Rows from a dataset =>
--

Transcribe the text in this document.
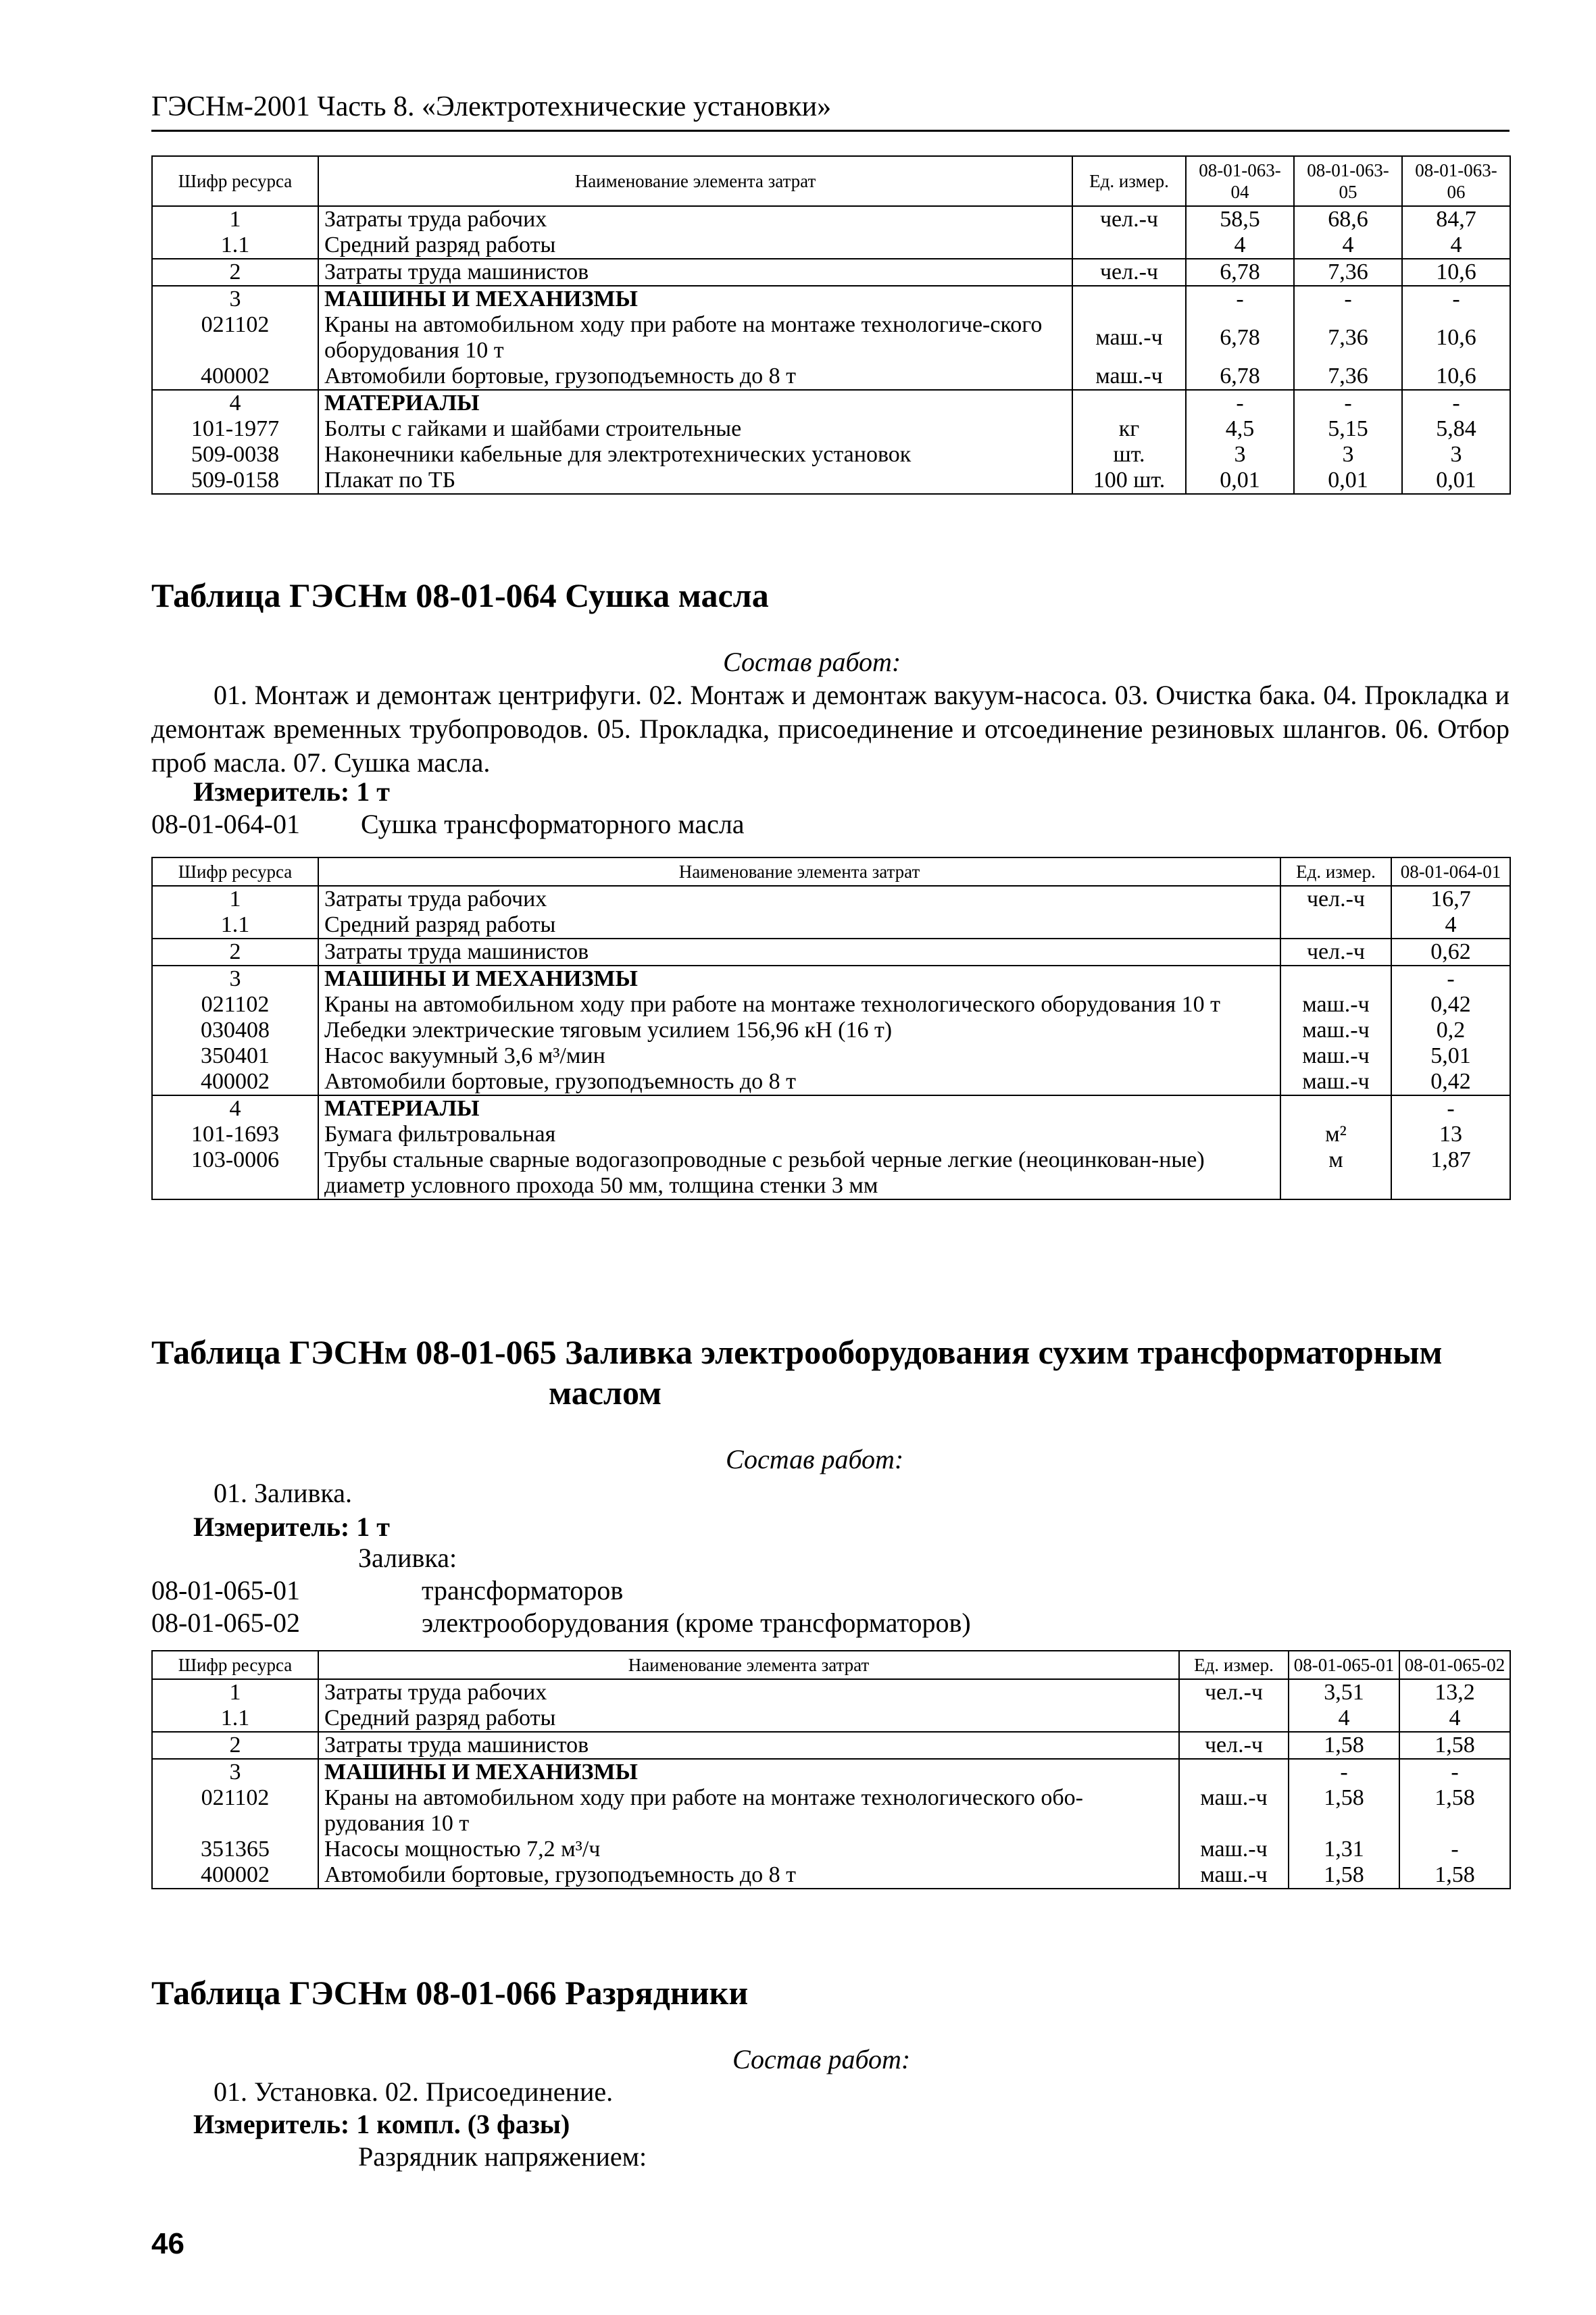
ГЭСНм-2001 Часть 8. «Электротехнические установки»
Шифр ресурса	Наименование элемента затрат	Ед. измер.	08-01-063-04	08-01-063-05	08-01-063-06
1	Затраты труда рабочих	чел.-ч	58,5	68,6	84,7
1.1	Средний разряд работы		4	4	4
2	Затраты труда машинистов	чел.-ч	6,78	7,36	10,6
3	МАШИНЫ И МЕХАНИЗМЫ		-	-	-
021102	Краны на автомобильном ходу при работе на монтаже технологиче-ского оборудования 10 т	маш.-ч	6,78	7,36	10,6
400002	Автомобили бортовые, грузоподъемность до 8 т	маш.-ч	6,78	7,36	10,6
4	МАТЕРИАЛЫ		-	-	-
101-1977	Болты с гайками и шайбами строительные	кг	4,5	5,15	5,84
509-0038	Наконечники кабельные для электротехнических установок	шт.	3	3	3
509-0158	Плакат по ТБ	100 шт.	0,01	0,01	0,01
Таблица ГЭСНм 08-01-064 Сушка масла
Состав работ:
01. Монтаж и демонтаж центрифуги. 02. Монтаж и демонтаж вакуум-насоса. 03. Очистка бака. 04. Прокладка и демонтаж временных трубопроводов. 05. Прокладка, присоединение и отсоединение резиновых шлангов. 06. Отбор проб масла. 07. Сушка масла.
Измеритель: 1 т
08-01-064-01 Сушка трансформаторного масла
Шифр ресурса	Наименование элемента затрат	Ед. измер.	08-01-064-01
1	Затраты труда рабочих	чел.-ч	16,7
1.1	Средний разряд работы		4
2	Затраты труда машинистов	чел.-ч	0,62
3	МАШИНЫ И МЕХАНИЗМЫ		-
021102	Краны на автомобильном ходу при работе на монтаже технологического оборудования 10 т	маш.-ч	0,42
030408	Лебедки электрические тяговым усилием 156,96 кН (16 т)	маш.-ч	0,2
350401	Насос вакуумный 3,6 м³/мин	маш.-ч	5,01
400002	Автомобили бортовые, грузоподъемность до 8 т	маш.-ч	0,42
4	МАТЕРИАЛЫ		-
101-1693	Бумага фильтровальная	м²	13
103-0006	Трубы стальные сварные водогазопроводные с резьбой черные легкие (неоцинкован-ные) диаметр условного прохода 50 мм, толщина стенки 3 мм	м	1,87
Таблица ГЭСНм 08-01-065 Заливка электрооборудования сухим трансформаторным
маслом
Состав работ:
01. Заливка.
Измеритель: 1 т
Заливка:
08-01-065-01	трансформаторов
08-01-065-02	электрооборудования (кроме трансформаторов)
Шифр ресурса	Наименование элемента затрат	Ед. измер.	08-01-065-01	08-01-065-02
1	Затраты труда рабочих	чел.-ч	3,51	13,2
1.1	Средний разряд работы		4	4
2	Затраты труда машинистов	чел.-ч	1,58	1,58
3	МАШИНЫ И МЕХАНИЗМЫ		-	-
021102	Краны на автомобильном ходу при работе на монтаже технологического обо-рудования 10 т	маш.-ч	1,58	1,58
351365	Насосы мощностью 7,2 м³/ч	маш.-ч	1,31	-
400002	Автомобили бортовые, грузоподъемность до 8 т	маш.-ч	1,58	1,58
Таблица ГЭСНм 08-01-066 Разрядники
Состав работ:
01. Установка. 02. Присоединение.
Измеритель: 1 компл. (3 фазы)
Разрядник напряжением:
46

--

Description of the task =>
Output all of the records exactly as they appear above, but not the pictures.

Written solution =>
Transcribe the text in this document.
ГЭСНм-2001 Часть 8. «Электротехнические установки»
Шифр ресурса	Наименование элемента затрат	Ед. измер.	08-01-063-04	08-01-063-05	08-01-063-06
1	Затраты труда рабочих	чел.-ч	58,5	68,6	84,7
1.1	Средний разряд работы		4	4	4
2	Затраты труда машинистов	чел.-ч	6,78	7,36	10,6
3	МАШИНЫ И МЕХАНИЗМЫ		-	-	-
021102	Краны на автомобильном ходу при работе на монтаже технологиче-ского оборудования 10 т	маш.-ч	6,78	7,36	10,6
400002	Автомобили бортовые, грузоподъемность до 8 т	маш.-ч	6,78	7,36	10,6
4	МАТЕРИАЛЫ		-	-	-
101-1977	Болты с гайками и шайбами строительные	кг	4,5	5,15	5,84
509-0038	Наконечники кабельные для электротехнических установок	шт.	3	3	3
509-0158	Плакат по ТБ	100 шт.	0,01	0,01	0,01
Таблица ГЭСНм 08-01-064 Сушка масла
Состав работ:
01. Монтаж и демонтаж центрифуги. 02. Монтаж и демонтаж вакуум-насоса. 03. Очистка бака. 04. Прокладка и демонтаж временных трубопроводов. 05. Прокладка, присоединение и отсоединение резиновых шлангов. 06. Отбор проб масла. 07. Сушка масла.
Измеритель: 1 т
08-01-064-01 Сушка трансформаторного масла
Шифр ресурса	Наименование элемента затрат	Ед. измер.	08-01-064-01
1	Затраты труда рабочих	чел.-ч	16,7
1.1	Средний разряд работы		4
2	Затраты труда машинистов	чел.-ч	0,62
3	МАШИНЫ И МЕХАНИЗМЫ		-
021102	Краны на автомобильном ходу при работе на монтаже технологического оборудования 10 т	маш.-ч	0,42
030408	Лебедки электрические тяговым усилием 156,96 кН (16 т)	маш.-ч	0,2
350401	Насос вакуумный 3,6 м³/мин	маш.-ч	5,01
400002	Автомобили бортовые, грузоподъемность до 8 т	маш.-ч	0,42
4	МАТЕРИАЛЫ		-
101-1693	Бумага фильтровальная	м²	13
103-0006	Трубы стальные сварные водогазопроводные с резьбой черные легкие (неоцинкован-ные) диаметр условного прохода 50 мм, толщина стенки 3 мм	м	1,87
Таблица ГЭСНм 08-01-065 Заливка электрооборудования сухим трансформаторным
маслом
Состав работ:
01. Заливка.
Измеритель: 1 т
Заливка:
08-01-065-01	трансформаторов
08-01-065-02	электрооборудования (кроме трансформаторов)
Шифр ресурса	Наименование элемента затрат	Ед. измер.	08-01-065-01	08-01-065-02
1	Затраты труда рабочих	чел.-ч	3,51	13,2
1.1	Средний разряд работы		4	4
2	Затраты труда машинистов	чел.-ч	1,58	1,58
3	МАШИНЫ И МЕХАНИЗМЫ		-	-
021102	Краны на автомобильном ходу при работе на монтаже технологического обо-рудования 10 т	маш.-ч	1,58	1,58
351365	Насосы мощностью 7,2 м³/ч	маш.-ч	1,31	-
400002	Автомобили бортовые, грузоподъемность до 8 т	маш.-ч	1,58	1,58
Таблица ГЭСНм 08-01-066 Разрядники
Состав работ:
01. Установка. 02. Присоединение.
Измеритель: 1 компл. (3 фазы)
Разрядник напряжением:
46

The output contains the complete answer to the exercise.